## [Exercise requirements]
Where a line holds the word "régió", copy that line.

## [Entries supplied]
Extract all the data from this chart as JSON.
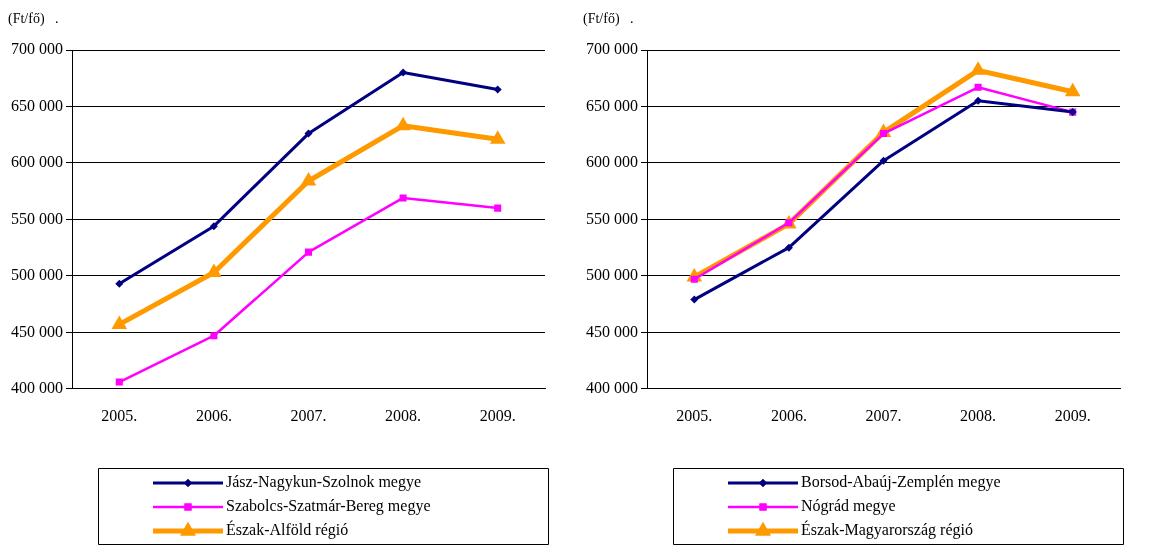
{
  "chart_data": [
    {
      "type": "line",
      "ylabel": "(Ft/fő)   .",
      "categories": [
        "2005.",
        "2006.",
        "2007.",
        "2008.",
        "2009."
      ],
      "ylim": [
        400000,
        700000
      ],
      "yticks": [
        {
          "value": 400000,
          "label": "400 000"
        },
        {
          "value": 450000,
          "label": "450 000"
        },
        {
          "value": 500000,
          "label": "500 000"
        },
        {
          "value": 550000,
          "label": "550 000"
        },
        {
          "value": 600000,
          "label": "600 000"
        },
        {
          "value": 650000,
          "label": "650 000"
        },
        {
          "value": 700000,
          "label": "700 000"
        }
      ],
      "grid": "y",
      "legend": "bottom",
      "series": [
        {
          "name": "Jász-Nagykun-Szolnok megye",
          "color": "#000080",
          "marker": "diamond",
          "values": [
            493000,
            544000,
            626000,
            680000,
            665000
          ]
        },
        {
          "name": "Szabolcs-Szatmár-Bereg megye",
          "color": "#ff00ff",
          "marker": "square",
          "values": [
            406000,
            447000,
            521000,
            569000,
            560000
          ]
        },
        {
          "name": "Észak-Alföld régió",
          "color": "#ff9900",
          "marker": "triangle",
          "values": [
            457000,
            503000,
            584000,
            633000,
            621000
          ]
        }
      ]
    },
    {
      "type": "line",
      "ylabel": "(Ft/fő)   .",
      "categories": [
        "2005.",
        "2006.",
        "2007.",
        "2008.",
        "2009."
      ],
      "ylim": [
        400000,
        700000
      ],
      "yticks": [
        {
          "value": 400000,
          "label": "400 000"
        },
        {
          "value": 450000,
          "label": "450 000"
        },
        {
          "value": 500000,
          "label": "500 000"
        },
        {
          "value": 550000,
          "label": "550 000"
        },
        {
          "value": 600000,
          "label": "600 000"
        },
        {
          "value": 650000,
          "label": "650 000"
        },
        {
          "value": 700000,
          "label": "700 000"
        }
      ],
      "grid": "y",
      "legend": "bottom",
      "series": [
        {
          "name": "Borsod-Abaúj-Zemplén megye",
          "color": "#000080",
          "marker": "diamond",
          "values": [
            479000,
            525000,
            602000,
            655000,
            645000
          ]
        },
        {
          "name": "Nógrád megye",
          "color": "#ff00ff",
          "marker": "square",
          "values": [
            497000,
            547000,
            626000,
            667000,
            645000
          ]
        },
        {
          "name": "Észak-Magyarország régió",
          "color": "#ff9900",
          "marker": "triangle",
          "values": [
            499000,
            546000,
            627000,
            682000,
            663000
          ]
        }
      ]
    }
  ]
}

## [Solution below]
          "name": "Észak-Alföld régió",
          "name": "Észak-Magyarország régió",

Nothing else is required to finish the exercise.